* [INSTRUCTIONS FOR THE TASK]
Go through the records underneath and write each one out again exactly.

* [MATERIAL]
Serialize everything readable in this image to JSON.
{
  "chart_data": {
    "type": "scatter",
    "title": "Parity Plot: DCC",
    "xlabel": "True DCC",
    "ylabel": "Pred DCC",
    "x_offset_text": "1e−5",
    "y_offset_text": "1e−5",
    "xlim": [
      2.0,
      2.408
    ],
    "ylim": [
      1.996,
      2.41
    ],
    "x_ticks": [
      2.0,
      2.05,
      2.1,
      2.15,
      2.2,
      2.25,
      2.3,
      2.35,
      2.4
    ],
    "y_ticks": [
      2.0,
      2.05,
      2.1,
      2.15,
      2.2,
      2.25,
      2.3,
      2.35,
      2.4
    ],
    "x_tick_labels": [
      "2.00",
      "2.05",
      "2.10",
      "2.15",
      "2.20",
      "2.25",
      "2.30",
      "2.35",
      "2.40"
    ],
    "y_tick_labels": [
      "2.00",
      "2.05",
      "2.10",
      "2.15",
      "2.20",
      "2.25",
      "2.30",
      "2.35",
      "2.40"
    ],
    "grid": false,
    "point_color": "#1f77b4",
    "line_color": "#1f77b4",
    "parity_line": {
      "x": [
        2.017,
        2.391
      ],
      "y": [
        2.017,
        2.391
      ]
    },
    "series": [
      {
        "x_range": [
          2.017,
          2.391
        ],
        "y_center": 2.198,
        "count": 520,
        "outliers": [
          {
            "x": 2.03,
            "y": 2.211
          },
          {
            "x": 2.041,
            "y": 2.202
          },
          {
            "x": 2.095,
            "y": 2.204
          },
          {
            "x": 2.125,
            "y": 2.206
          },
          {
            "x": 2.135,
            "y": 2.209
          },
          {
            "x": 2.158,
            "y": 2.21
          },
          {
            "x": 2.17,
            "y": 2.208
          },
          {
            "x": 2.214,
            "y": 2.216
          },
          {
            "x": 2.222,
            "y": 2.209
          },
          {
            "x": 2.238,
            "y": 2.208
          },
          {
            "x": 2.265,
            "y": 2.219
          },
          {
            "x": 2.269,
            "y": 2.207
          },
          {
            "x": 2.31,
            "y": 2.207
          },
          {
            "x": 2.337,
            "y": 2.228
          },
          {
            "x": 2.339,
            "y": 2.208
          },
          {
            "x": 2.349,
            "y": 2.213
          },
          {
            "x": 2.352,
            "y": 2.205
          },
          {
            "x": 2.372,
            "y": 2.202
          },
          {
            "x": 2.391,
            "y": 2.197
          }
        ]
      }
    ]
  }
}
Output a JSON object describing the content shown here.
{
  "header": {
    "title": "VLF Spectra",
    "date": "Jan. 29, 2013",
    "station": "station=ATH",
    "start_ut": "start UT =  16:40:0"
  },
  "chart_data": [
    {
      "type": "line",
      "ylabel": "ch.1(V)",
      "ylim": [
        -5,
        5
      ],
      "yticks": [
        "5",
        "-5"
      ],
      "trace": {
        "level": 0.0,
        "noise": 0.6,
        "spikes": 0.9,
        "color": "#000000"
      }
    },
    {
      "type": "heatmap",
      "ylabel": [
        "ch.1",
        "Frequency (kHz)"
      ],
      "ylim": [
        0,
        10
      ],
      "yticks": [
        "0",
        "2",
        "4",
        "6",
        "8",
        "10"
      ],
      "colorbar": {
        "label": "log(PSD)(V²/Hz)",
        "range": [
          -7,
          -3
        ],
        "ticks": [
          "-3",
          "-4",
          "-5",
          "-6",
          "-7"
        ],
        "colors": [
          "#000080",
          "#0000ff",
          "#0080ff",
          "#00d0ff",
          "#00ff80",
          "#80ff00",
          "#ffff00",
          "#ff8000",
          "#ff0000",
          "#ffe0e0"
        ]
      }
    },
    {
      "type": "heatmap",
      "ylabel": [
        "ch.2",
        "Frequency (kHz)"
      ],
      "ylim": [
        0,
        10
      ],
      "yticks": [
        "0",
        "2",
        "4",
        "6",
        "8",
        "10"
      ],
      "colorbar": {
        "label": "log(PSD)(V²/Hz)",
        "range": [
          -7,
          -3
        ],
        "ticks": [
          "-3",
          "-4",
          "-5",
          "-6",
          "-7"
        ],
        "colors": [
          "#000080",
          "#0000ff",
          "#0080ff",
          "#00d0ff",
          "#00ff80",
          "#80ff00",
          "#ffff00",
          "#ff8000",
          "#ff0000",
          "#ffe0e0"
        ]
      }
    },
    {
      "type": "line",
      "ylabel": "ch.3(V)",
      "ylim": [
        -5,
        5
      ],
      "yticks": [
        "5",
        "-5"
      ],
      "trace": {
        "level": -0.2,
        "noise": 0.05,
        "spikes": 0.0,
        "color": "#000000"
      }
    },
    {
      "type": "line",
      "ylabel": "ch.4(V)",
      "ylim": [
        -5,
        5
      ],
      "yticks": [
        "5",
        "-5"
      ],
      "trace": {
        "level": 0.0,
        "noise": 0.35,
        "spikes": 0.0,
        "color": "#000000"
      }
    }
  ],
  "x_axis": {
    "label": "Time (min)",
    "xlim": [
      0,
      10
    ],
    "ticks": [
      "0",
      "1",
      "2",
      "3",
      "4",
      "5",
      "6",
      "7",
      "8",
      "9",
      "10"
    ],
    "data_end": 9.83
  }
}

* [CORRECT RESULT]
Serialize everything readable in this image to JSON.
{
  "chart_data": {
    "type": "scatter",
    "title": "Parity Plot: DCC",
    "xlabel": "True DCC",
    "ylabel": "Pred DCC",
    "x_offset_text": "1e−5",
    "y_offset_text": "1e−5",
    "xlim": [
      2.0,
      2.408
    ],
    "ylim": [
      1.996,
      2.41
    ],
    "x_ticks": [
      2.0,
      2.05,
      2.1,
      2.15,
      2.2,
      2.25,
      2.3,
      2.35,
      2.4
    ],
    "y_ticks": [
      2.0,
      2.05,
      2.1,
      2.15,
      2.2,
      2.25,
      2.3,
      2.35,
      2.4
    ],
    "x_tick_labels": [
      "2.00",
      "2.05",
      "2.10",
      "2.15",
      "2.20",
      "2.25",
      "2.30",
      "2.35",
      "2.40"
    ],
    "y_tick_labels": [
      "2.00",
      "2.05",
      "2.10",
      "2.15",
      "2.20",
      "2.25",
      "2.30",
      "2.35",
      "2.40"
    ],
    "grid": false,
    "point_color": "#1f77b4",
    "line_color": "#1f77b4",
    "parity_line": {
      "x": [
        2.017,
        2.391
      ],
      "y": [
        2.017,
        2.391
      ]
    },
    "series": [
      {
        "x_range": [
          2.017,
          2.391
        ],
        "y_center": 2.198,
        "count": 520,
        "outliers": [
          {
            "x": 2.03,
            "y": 2.211
          },
          {
            "x": 2.041,
            "y": 2.202
          },
          {
            "x": 2.095,
            "y": 2.204
          },
          {
            "x": 2.125,
            "y": 2.206
          },
          {
            "x": 2.135,
            "y": 2.209
          },
          {
            "x": 2.158,
            "y": 2.21
          },
          {
            "x": 2.17,
            "y": 2.208
          },
          {
            "x": 2.214,
            "y": 2.216
          },
          {
            "x": 2.222,
            "y": 2.209
          },
          {
            "x": 2.238,
            "y": 2.208
          },
          {
            "x": 2.265,
            "y": 2.219
          },
          {
            "x": 2.269,
            "y": 2.207
          },
          {
            "x": 2.31,
            "y": 2.207
          },
          {
            "x": 2.337,
            "y": 2.228
          },
          {
            "x": 2.339,
            "y": 2.208
          },
          {
            "x": 2.349,
            "y": 2.213
          },
          {
            "x": 2.352,
            "y": 2.205
          },
          {
            "x": 2.372,
            "y": 2.202
          },
          {
            "x": 2.391,
            "y": 2.197
          }
        ]
      }
    ]
  }
}
Output a JSON object describing the content shown here.
{
  "header": {
    "title": "VLF Spectra",
    "date": "Jan. 29, 2013",
    "station": "station=ATH",
    "start_ut": "start UT =  16:40:0"
  },
  "chart_data": [
    {
      "type": "line",
      "ylabel": "ch.1(V)",
      "ylim": [
        -5,
        5
      ],
      "yticks": [
        "5",
        "-5"
      ],
      "trace": {
        "level": 0.0,
        "noise": 0.6,
        "spikes": 0.9,
        "color": "#000000"
      }
    },
    {
      "type": "heatmap",
      "ylabel": [
        "ch.1",
        "Frequency (kHz)"
      ],
      "ylim": [
        0,
        10
      ],
      "yticks": [
        "0",
        "2",
        "4",
        "6",
        "8",
        "10"
      ],
      "colorbar": {
        "label": "log(PSD)(V²/Hz)",
        "range": [
          -7,
          -3
        ],
        "ticks": [
          "-3",
          "-4",
          "-5",
          "-6",
          "-7"
        ],
        "colors": [
          "#000080",
          "#0000ff",
          "#0080ff",
          "#00d0ff",
          "#00ff80",
          "#80ff00",
          "#ffff00",
          "#ff8000",
          "#ff0000",
          "#ffe0e0"
        ]
      }
    },
    {
      "type": "heatmap",
      "ylabel": [
        "ch.2",
        "Frequency (kHz)"
      ],
      "ylim": [
        0,
        10
      ],
      "yticks": [
        "0",
        "2",
        "4",
        "6",
        "8",
        "10"
      ],
      "colorbar": {
        "label": "log(PSD)(V²/Hz)",
        "range": [
          -7,
          -3
        ],
        "ticks": [
          "-3",
          "-4",
          "-5",
          "-6",
          "-7"
        ],
        "colors": [
          "#000080",
          "#0000ff",
          "#0080ff",
          "#00d0ff",
          "#00ff80",
          "#80ff00",
          "#ffff00",
          "#ff8000",
          "#ff0000",
          "#ffe0e0"
        ]
      }
    },
    {
      "type": "line",
      "ylabel": "ch.3(V)",
      "ylim": [
        -5,
        5
      ],
      "yticks": [
        "5",
        "-5"
      ],
      "trace": {
        "level": -0.2,
        "noise": 0.05,
        "spikes": 0.0,
        "color": "#000000"
      }
    },
    {
      "type": "line",
      "ylabel": "ch.4(V)",
      "ylim": [
        -5,
        5
      ],
      "yticks": [
        "5",
        "-5"
      ],
      "trace": {
        "level": 0.0,
        "noise": 0.35,
        "spikes": 0.0,
        "color": "#000000"
      }
    }
  ],
  "x_axis": {
    "label": "Time (min)",
    "xlim": [
      0,
      10
    ],
    "ticks": [
      "0",
      "1",
      "2",
      "3",
      "4",
      "5",
      "6",
      "7",
      "8",
      "9",
      "10"
    ],
    "data_end": 9.83
  }
}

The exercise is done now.